◆ PROBLEM REQUIREMENTS ◆
In your copy, include every line of the listing below exactly but none of the pictures.

::::

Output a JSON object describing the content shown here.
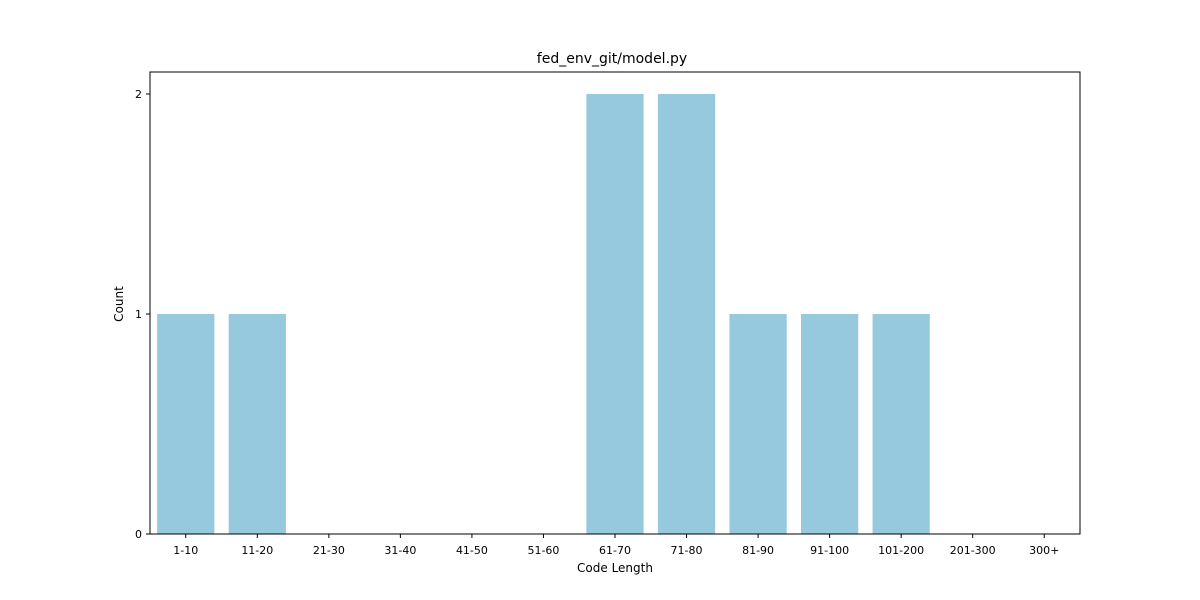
{
  "chart_data": {
    "type": "bar",
    "title": "fed_env_git/model.py",
    "xlabel": "Code Length",
    "ylabel": "Count",
    "categories": [
      "1-10",
      "11-20",
      "21-30",
      "31-40",
      "41-50",
      "51-60",
      "61-70",
      "71-80",
      "81-90",
      "91-100",
      "101-200",
      "201-300",
      "300+"
    ],
    "values": [
      1,
      1,
      0,
      0,
      0,
      0,
      2,
      2,
      1,
      1,
      1,
      0,
      0
    ],
    "ylim": [
      0,
      2.1
    ],
    "yticks": [
      0,
      1,
      2
    ],
    "bar_color": "#96c9de",
    "grid": false,
    "legend": false
  }
}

::::

◆ RESULT OF THE EXERCISE ◆
Output a JSON object describing the content shown here.
{
  "chart_data": {
    "type": "bar",
    "title": "fed_env_git/model.py",
    "xlabel": "Code Length",
    "ylabel": "Count",
    "categories": [
      "1-10",
      "11-20",
      "21-30",
      "31-40",
      "41-50",
      "51-60",
      "61-70",
      "71-80",
      "81-90",
      "91-100",
      "101-200",
      "201-300",
      "300+"
    ],
    "values": [
      1,
      1,
      0,
      0,
      0,
      0,
      2,
      2,
      1,
      1,
      1,
      0,
      0
    ],
    "ylim": [
      0,
      2.1
    ],
    "yticks": [
      0,
      1,
      2
    ],
    "bar_color": "#96c9de",
    "grid": false,
    "legend": false
  }
}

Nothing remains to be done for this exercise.